▶ **WORK TO COMPLETE**:
Look for the word "délka" in each line and report the count of matching lines, with nothing added.

▶ **DATA FOR THIS EXERCISE**:
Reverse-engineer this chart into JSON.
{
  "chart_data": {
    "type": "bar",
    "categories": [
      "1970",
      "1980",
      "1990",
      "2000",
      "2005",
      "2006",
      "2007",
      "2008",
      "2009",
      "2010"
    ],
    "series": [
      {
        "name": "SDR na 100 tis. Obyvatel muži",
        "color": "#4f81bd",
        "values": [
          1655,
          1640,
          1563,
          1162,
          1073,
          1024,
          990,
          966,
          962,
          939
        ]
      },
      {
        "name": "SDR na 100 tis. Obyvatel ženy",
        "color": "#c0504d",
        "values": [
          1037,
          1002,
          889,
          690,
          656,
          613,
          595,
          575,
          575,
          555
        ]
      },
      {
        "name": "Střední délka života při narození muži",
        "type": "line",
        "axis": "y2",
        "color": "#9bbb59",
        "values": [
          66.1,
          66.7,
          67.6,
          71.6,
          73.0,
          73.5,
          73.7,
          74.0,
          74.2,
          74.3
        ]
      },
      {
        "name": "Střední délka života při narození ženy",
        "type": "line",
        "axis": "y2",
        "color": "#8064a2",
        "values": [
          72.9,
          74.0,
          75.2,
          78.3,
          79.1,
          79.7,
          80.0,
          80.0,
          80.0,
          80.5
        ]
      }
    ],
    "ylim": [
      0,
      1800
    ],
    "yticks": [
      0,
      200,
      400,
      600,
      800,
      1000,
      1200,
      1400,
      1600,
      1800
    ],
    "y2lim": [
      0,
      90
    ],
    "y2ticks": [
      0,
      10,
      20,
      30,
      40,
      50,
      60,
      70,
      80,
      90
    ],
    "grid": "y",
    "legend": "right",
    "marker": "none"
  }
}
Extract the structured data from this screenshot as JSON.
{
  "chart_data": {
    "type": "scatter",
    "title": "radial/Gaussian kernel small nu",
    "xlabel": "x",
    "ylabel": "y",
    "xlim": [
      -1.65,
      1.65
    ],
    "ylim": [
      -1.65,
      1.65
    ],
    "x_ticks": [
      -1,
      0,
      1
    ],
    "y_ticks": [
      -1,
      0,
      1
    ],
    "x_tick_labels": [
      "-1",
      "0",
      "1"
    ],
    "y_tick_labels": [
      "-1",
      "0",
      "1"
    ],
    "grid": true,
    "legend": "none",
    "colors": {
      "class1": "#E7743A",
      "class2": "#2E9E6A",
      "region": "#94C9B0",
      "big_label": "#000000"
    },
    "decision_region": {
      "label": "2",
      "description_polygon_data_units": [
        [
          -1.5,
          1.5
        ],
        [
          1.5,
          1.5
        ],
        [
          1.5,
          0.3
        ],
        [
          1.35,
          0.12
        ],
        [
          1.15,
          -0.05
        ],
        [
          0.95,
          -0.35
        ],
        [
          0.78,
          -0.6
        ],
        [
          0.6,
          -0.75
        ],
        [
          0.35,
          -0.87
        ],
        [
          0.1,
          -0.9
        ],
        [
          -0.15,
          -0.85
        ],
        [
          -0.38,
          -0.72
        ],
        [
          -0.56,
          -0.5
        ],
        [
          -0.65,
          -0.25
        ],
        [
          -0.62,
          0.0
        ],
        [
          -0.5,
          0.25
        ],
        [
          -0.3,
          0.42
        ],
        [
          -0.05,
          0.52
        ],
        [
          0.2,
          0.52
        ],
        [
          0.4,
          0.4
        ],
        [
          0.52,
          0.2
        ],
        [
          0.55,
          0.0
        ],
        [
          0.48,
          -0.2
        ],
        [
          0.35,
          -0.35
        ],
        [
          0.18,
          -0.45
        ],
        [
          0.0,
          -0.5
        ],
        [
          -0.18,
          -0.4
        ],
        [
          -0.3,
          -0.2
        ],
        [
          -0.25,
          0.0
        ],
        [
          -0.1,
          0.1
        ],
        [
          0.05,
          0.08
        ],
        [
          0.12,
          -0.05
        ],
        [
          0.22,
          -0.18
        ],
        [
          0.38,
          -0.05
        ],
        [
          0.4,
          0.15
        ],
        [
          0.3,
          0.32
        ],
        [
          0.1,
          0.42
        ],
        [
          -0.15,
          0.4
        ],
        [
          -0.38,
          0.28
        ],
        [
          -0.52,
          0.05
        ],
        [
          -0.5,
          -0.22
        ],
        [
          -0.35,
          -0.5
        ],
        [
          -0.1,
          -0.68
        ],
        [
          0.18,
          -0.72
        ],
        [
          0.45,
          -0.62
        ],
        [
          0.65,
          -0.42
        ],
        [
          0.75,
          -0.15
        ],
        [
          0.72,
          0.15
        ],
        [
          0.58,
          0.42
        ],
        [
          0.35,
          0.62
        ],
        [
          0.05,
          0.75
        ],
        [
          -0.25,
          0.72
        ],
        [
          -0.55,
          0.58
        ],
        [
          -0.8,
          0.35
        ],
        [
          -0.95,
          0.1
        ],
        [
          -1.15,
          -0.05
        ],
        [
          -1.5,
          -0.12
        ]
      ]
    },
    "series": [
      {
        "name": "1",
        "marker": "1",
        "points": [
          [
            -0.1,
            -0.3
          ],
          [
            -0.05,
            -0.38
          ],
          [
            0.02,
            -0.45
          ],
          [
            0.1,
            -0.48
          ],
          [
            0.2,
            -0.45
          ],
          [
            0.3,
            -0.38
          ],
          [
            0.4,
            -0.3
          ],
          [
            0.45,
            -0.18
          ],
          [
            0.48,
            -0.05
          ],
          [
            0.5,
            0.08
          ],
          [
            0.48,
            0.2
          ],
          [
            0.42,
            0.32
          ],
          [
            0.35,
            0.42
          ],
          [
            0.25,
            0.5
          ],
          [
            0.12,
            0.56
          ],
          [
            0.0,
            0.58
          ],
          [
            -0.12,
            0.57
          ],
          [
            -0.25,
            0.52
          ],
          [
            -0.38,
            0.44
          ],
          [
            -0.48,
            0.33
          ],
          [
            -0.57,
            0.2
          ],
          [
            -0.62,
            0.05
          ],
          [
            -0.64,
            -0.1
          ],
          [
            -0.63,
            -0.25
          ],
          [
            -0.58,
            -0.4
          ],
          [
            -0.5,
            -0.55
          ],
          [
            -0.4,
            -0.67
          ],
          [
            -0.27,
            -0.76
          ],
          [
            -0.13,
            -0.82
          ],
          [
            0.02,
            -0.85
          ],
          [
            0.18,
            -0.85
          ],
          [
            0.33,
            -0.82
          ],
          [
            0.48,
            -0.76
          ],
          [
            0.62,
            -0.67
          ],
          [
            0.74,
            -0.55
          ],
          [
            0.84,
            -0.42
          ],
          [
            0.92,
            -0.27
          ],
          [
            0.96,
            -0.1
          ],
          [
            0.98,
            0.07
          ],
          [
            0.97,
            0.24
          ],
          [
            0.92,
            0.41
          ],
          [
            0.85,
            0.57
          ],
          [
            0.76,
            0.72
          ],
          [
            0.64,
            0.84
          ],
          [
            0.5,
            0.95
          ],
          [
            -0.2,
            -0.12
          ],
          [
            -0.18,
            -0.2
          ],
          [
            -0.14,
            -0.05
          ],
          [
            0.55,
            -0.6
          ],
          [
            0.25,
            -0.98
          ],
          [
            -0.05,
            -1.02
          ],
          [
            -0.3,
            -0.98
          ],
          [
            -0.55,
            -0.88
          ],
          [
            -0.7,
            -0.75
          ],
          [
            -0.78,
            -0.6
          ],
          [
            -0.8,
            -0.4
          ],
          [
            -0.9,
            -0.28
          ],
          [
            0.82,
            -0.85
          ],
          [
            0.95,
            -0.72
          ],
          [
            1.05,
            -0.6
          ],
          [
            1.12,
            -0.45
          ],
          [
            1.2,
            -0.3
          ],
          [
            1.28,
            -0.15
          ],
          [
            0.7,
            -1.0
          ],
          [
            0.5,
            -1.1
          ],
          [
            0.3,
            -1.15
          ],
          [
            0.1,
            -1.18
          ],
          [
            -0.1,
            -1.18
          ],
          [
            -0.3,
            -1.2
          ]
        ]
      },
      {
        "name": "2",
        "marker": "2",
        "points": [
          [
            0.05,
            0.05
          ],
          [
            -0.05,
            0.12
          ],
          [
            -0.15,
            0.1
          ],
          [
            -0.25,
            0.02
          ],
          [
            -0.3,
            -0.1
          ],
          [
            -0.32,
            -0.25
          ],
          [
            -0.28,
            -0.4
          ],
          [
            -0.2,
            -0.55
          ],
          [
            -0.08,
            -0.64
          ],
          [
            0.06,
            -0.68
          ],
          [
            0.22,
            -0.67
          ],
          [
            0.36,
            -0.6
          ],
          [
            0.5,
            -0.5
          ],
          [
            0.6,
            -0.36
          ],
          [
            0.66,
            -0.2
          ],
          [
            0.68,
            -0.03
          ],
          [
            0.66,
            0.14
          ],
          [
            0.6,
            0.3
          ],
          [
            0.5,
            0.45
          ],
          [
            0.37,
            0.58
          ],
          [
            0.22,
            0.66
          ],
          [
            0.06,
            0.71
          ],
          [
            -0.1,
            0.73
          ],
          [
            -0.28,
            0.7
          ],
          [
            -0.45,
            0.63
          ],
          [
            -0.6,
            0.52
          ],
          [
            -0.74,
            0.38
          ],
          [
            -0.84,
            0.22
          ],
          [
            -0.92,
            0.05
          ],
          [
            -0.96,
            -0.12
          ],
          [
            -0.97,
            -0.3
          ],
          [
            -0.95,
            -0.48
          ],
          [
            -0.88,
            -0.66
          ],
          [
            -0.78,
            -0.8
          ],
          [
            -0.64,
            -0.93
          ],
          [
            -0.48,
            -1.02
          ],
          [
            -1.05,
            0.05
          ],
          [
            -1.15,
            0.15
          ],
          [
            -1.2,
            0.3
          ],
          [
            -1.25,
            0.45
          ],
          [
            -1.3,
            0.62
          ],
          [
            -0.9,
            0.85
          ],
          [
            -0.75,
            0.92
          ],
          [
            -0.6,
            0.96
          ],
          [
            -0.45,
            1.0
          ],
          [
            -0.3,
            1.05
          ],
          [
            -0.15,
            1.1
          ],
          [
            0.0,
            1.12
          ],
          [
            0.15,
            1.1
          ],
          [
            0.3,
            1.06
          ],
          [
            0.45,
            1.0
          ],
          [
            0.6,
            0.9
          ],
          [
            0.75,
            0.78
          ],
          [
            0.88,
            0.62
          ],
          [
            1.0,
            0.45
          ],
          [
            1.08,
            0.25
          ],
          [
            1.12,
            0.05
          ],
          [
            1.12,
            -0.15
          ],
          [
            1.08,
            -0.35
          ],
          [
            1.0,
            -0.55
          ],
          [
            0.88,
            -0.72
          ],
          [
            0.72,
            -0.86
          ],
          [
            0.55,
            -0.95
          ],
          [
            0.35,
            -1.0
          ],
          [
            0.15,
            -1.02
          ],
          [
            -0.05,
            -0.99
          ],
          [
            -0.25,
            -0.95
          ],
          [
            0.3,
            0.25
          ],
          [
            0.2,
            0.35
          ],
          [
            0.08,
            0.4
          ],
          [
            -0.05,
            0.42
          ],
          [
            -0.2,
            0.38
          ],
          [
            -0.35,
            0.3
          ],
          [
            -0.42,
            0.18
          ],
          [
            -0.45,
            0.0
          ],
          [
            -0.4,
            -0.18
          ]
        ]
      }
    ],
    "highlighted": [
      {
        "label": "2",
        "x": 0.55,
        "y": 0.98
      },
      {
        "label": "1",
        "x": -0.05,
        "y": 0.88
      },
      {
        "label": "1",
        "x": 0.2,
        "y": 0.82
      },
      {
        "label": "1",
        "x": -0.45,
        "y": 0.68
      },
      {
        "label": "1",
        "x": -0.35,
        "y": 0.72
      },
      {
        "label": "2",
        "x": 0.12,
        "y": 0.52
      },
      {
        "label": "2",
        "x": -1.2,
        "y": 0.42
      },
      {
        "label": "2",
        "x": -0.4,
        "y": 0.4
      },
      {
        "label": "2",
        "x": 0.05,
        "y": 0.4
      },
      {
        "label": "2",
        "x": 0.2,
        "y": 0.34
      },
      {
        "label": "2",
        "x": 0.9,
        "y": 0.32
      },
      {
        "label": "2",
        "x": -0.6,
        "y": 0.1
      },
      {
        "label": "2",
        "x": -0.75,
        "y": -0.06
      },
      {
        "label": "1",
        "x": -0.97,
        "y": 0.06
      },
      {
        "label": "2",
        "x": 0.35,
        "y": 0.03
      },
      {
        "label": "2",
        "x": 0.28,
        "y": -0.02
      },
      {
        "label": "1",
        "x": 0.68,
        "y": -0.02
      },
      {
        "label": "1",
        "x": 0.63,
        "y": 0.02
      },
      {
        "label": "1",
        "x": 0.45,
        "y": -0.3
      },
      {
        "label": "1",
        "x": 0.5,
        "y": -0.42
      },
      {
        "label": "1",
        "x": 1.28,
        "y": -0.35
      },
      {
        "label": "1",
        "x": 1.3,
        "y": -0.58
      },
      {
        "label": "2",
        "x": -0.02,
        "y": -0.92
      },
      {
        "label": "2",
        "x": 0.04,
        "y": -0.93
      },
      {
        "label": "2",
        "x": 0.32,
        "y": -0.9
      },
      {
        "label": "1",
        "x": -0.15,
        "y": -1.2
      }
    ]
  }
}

▶ **SOLUTION TO THIS PROBLEM**:
2